======== Listed entries

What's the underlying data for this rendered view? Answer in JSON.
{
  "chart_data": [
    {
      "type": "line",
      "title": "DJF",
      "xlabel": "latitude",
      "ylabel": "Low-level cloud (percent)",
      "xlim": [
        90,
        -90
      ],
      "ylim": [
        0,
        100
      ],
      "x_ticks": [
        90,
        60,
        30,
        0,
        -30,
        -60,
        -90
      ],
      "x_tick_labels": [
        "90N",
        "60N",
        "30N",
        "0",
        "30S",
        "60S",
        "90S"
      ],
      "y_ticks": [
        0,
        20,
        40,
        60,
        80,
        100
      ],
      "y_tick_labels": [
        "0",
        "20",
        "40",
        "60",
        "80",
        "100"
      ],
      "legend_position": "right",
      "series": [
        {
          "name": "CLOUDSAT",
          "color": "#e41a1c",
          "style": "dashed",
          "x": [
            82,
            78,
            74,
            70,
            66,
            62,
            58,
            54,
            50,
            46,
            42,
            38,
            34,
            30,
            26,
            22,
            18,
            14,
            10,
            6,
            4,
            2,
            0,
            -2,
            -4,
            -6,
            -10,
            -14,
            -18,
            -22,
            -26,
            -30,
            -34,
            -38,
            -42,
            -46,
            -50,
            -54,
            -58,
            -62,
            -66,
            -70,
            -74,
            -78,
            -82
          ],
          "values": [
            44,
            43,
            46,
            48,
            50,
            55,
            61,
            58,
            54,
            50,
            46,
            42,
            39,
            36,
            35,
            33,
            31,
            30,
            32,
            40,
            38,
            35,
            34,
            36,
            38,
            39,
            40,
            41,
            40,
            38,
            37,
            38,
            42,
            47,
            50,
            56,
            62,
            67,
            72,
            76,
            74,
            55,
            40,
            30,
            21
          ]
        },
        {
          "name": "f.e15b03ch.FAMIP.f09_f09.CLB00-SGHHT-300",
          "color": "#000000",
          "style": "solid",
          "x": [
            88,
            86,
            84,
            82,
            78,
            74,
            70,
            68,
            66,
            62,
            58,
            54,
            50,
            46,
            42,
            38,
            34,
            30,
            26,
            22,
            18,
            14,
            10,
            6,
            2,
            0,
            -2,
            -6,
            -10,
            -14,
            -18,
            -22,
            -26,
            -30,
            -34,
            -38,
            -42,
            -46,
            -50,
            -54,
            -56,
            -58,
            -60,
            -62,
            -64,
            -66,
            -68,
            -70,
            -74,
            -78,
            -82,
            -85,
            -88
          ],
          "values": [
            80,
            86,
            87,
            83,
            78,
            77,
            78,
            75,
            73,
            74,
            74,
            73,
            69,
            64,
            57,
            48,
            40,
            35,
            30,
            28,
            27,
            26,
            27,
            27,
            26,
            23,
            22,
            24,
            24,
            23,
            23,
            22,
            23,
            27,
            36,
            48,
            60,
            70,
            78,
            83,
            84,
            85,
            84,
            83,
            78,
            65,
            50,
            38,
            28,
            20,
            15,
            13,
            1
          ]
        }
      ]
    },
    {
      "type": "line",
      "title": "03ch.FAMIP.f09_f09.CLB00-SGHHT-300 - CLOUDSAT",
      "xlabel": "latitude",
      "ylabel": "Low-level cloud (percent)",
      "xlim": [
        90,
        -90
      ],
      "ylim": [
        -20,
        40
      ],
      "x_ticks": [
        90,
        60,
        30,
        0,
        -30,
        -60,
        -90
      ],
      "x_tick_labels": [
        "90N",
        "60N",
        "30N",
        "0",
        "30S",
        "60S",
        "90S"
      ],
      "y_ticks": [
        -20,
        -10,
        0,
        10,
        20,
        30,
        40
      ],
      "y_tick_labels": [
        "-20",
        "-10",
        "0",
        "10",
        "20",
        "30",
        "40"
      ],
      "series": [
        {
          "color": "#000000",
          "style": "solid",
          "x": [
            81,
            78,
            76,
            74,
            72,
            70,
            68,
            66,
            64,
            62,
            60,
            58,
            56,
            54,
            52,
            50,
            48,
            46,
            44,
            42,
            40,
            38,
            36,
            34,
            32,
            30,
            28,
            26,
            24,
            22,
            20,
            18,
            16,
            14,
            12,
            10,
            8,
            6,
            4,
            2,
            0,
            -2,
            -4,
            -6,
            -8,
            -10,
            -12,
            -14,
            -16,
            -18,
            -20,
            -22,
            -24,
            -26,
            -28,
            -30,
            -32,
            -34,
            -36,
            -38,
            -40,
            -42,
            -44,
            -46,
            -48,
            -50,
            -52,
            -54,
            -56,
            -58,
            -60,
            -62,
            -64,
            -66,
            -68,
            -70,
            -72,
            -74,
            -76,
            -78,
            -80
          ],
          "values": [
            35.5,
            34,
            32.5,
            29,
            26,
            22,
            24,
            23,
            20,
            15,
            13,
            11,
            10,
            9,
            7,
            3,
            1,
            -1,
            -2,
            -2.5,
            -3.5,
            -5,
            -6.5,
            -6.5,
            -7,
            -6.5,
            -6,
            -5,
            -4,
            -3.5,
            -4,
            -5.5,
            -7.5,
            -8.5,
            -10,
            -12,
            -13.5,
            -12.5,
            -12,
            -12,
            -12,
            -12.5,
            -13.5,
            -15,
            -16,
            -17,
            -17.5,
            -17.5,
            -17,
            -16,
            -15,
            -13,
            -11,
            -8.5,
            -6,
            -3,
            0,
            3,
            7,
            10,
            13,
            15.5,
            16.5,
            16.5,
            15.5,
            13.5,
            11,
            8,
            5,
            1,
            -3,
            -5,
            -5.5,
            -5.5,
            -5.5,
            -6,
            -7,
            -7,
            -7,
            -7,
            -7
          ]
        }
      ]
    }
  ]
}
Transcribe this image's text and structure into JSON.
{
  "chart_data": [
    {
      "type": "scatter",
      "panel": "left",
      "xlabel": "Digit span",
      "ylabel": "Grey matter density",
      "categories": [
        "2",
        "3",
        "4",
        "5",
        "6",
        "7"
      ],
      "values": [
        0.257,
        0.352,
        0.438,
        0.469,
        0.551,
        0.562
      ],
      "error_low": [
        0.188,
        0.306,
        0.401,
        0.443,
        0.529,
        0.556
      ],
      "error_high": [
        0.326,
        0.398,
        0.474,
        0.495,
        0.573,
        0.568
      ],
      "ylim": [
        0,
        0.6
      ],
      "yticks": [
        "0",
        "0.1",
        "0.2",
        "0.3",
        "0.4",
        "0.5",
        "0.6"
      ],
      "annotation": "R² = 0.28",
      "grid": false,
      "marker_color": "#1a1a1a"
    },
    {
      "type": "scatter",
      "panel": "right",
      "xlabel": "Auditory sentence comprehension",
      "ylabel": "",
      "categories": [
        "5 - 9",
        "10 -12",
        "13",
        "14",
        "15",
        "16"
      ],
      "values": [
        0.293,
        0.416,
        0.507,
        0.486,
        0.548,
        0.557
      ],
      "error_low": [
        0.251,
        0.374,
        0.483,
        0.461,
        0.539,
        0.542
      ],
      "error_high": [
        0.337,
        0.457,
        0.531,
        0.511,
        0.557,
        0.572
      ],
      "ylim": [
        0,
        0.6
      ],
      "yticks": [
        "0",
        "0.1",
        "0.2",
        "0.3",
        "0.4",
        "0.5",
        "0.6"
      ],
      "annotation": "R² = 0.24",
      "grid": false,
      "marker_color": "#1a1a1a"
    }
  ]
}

================

## Task prompt
Nothing but the lines from the one with "Transcribe this image's" through the last line should be repeated, each exactly as it stands.

## Answer to this problem
Transcribe this image's text and structure into JSON.
{
  "chart_data": [
    {
      "type": "scatter",
      "panel": "left",
      "xlabel": "Digit span",
      "ylabel": "Grey matter density",
      "categories": [
        "2",
        "3",
        "4",
        "5",
        "6",
        "7"
      ],
      "values": [
        0.257,
        0.352,
        0.438,
        0.469,
        0.551,
        0.562
      ],
      "error_low": [
        0.188,
        0.306,
        0.401,
        0.443,
        0.529,
        0.556
      ],
      "error_high": [
        0.326,
        0.398,
        0.474,
        0.495,
        0.573,
        0.568
      ],
      "ylim": [
        0,
        0.6
      ],
      "yticks": [
        "0",
        "0.1",
        "0.2",
        "0.3",
        "0.4",
        "0.5",
        "0.6"
      ],
      "annotation": "R² = 0.28",
      "grid": false,
      "marker_color": "#1a1a1a"
    },
    {
      "type": "scatter",
      "panel": "right",
      "xlabel": "Auditory sentence comprehension",
      "ylabel": "",
      "categories": [
        "5 - 9",
        "10 -12",
        "13",
        "14",
        "15",
        "16"
      ],
      "values": [
        0.293,
        0.416,
        0.507,
        0.486,
        0.548,
        0.557
      ],
      "error_low": [
        0.251,
        0.374,
        0.483,
        0.461,
        0.539,
        0.542
      ],
      "error_high": [
        0.337,
        0.457,
        0.531,
        0.511,
        0.557,
        0.572
      ],
      "ylim": [
        0,
        0.6
      ],
      "yticks": [
        "0",
        "0.1",
        "0.2",
        "0.3",
        "0.4",
        "0.5",
        "0.6"
      ],
      "annotation": "R² = 0.24",
      "grid": false,
      "marker_color": "#1a1a1a"
    }
  ]
}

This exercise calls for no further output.